:: What is asked ::
Copy all the entries word for word, but omit the pictures.

:: Records for this task ::
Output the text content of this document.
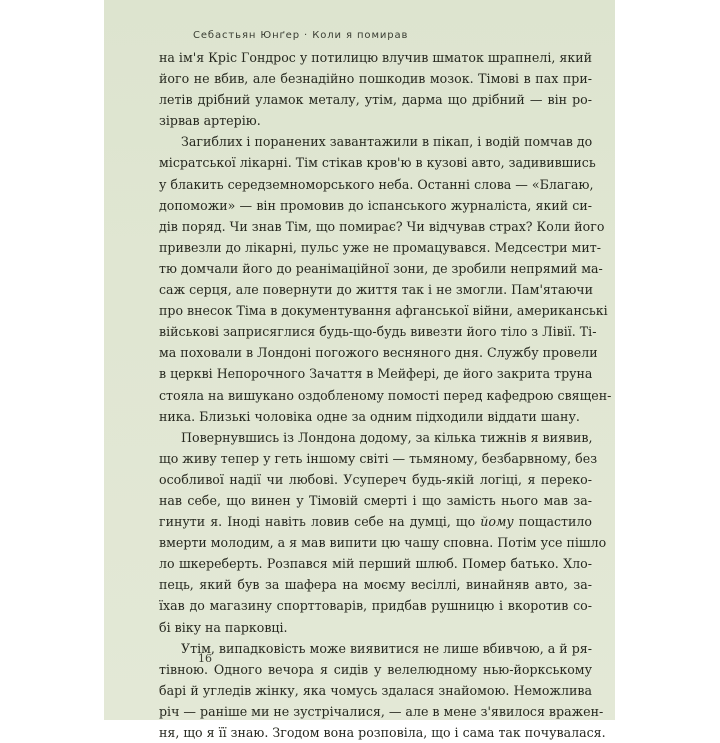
Себастьян Юнґер · Коли я помирав
на ім'я Кріс Гондрос у потилицю влучив шматок шрапнелі, який
його не вбив, але безнадійно пошкодив мозок. Тімові в пах при-
летів дрібний уламок металу, утім, дарма що дрібний — він ро-
зірвав артерію.
Загиблих і поранених завантажили в пікап, і водій помчав до
місратської лікарні. Тім стікав кров'ю в кузові авто, задивившись
у блакить середземноморського неба. Останні слова — «Благаю,
допоможи» — він промовив до іспанського журналіста, який си-
дів поряд. Чи знав Тім, що помирає? Чи відчував страх? Коли його
привезли до лікарні, пульс уже не промацувався. Медсестри мит-
тю домчали його до реанімаційної зони, де зробили непрямий ма-
саж серця, але повернути до життя так і не змогли. Пам'ятаючи
про внесок Тіма в документування афганської війни, американські
військові заприсяглися будь-що-будь вивезти його тіло з Лівії. Ті-
ма поховали в Лондоні погожого весняного дня. Службу провели
в церкві Непорочного Зачаття в Мейфері, де його закрита труна
стояла на вишукано оздобленому помості перед кафедрою священ-
ника. Близькі чоловіка одне за одним підходили віддати шану.
Повернувшись із Лондона додому, за кілька тижнів я виявив,
що живу тепер у геть іншому світі — тьмяному, безбарвному, без
особливої надії чи любові. Усупереч будь-якій логіці, я переко-
нав себе, що винен у Тімовій смерті і що замість нього мав за-
гинути я. Іноді навіть ловив себе на думці, що йому пощастило
вмерти молодим, а я мав випити цю чашу сповна. Потім усе пішло
ло шкереберть. Розпався мій перший шлюб. Помер батько. Хло-
пець, який був за шафера на моєму весіллі, винайняв авто, за-
їхав до магазину спорттоварів, придбав рушницю і вкоротив со-
бі віку на парковці.
Утім, випадковість може виявитися не лише вбивчою, а й ря-
тівною. Одного вечора я сидів у велелюдному нью-йоркському
барі й угледів жінку, яка чомусь здалася знайомою. Неможлива
річ — раніше ми не зустрічалися, — але в мене з'явилося вражен-
ня, що я її знаю. Згодом вона розповіла, що і сама так почувалася.
16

:: Response to the task ::
Output the text content of this document.
Себастьян Юнґер · Коли я помирав
на ім'я Кріс Гондрос у потилицю влучив шматок шрапнелі, який
його не вбив, але безнадійно пошкодив мозок. Тімові в пах при-
летів дрібний уламок металу, утім, дарма що дрібний — він ро-
зірвав артерію.
Загиблих і поранених завантажили в пікап, і водій помчав до
місратської лікарні. Тім стікав кров'ю в кузові авто, задивившись
у блакить середземноморського неба. Останні слова — «Благаю,
допоможи» — він промовив до іспанського журналіста, який си-
дів поряд. Чи знав Тім, що помирає? Чи відчував страх? Коли його
привезли до лікарні, пульс уже не промацувався. Медсестри мит-
тю домчали його до реанімаційної зони, де зробили непрямий ма-
саж серця, але повернути до життя так і не змогли. Пам'ятаючи
про внесок Тіма в документування афганської війни, американські
військові заприсяглися будь-що-будь вивезти його тіло з Лівії. Ті-
ма поховали в Лондоні погожого весняного дня. Службу провели
в церкві Непорочного Зачаття в Мейфері, де його закрита труна
стояла на вишукано оздобленому помості перед кафедрою священ-
ника. Близькі чоловіка одне за одним підходили віддати шану.
Повернувшись із Лондона додому, за кілька тижнів я виявив,
що живу тепер у геть іншому світі — тьмяному, безбарвному, без
особливої надії чи любові. Усупереч будь-якій логіці, я переко-
нав себе, що винен у Тімовій смерті і що замість нього мав за-
гинути я. Іноді навіть ловив себе на думці, що йому пощастило
вмерти молодим, а я мав випити цю чашу сповна. Потім усе пішло
ло шкереберть. Розпався мій перший шлюб. Помер батько. Хло-
пець, який був за шафера на моєму весіллі, винайняв авто, за-
їхав до магазину спорттоварів, придбав рушницю і вкоротив со-
бі віку на парковці.
Утім, випадковість може виявитися не лише вбивчою, а й ря-
тівною. Одного вечора я сидів у велелюдному нью-йоркському
барі й угледів жінку, яка чомусь здалася знайомою. Неможлива
річ — раніше ми не зустрічалися, — але в мене з'явилося вражен-
ня, що я її знаю. Згодом вона розповіла, що і сама так почувалася.
16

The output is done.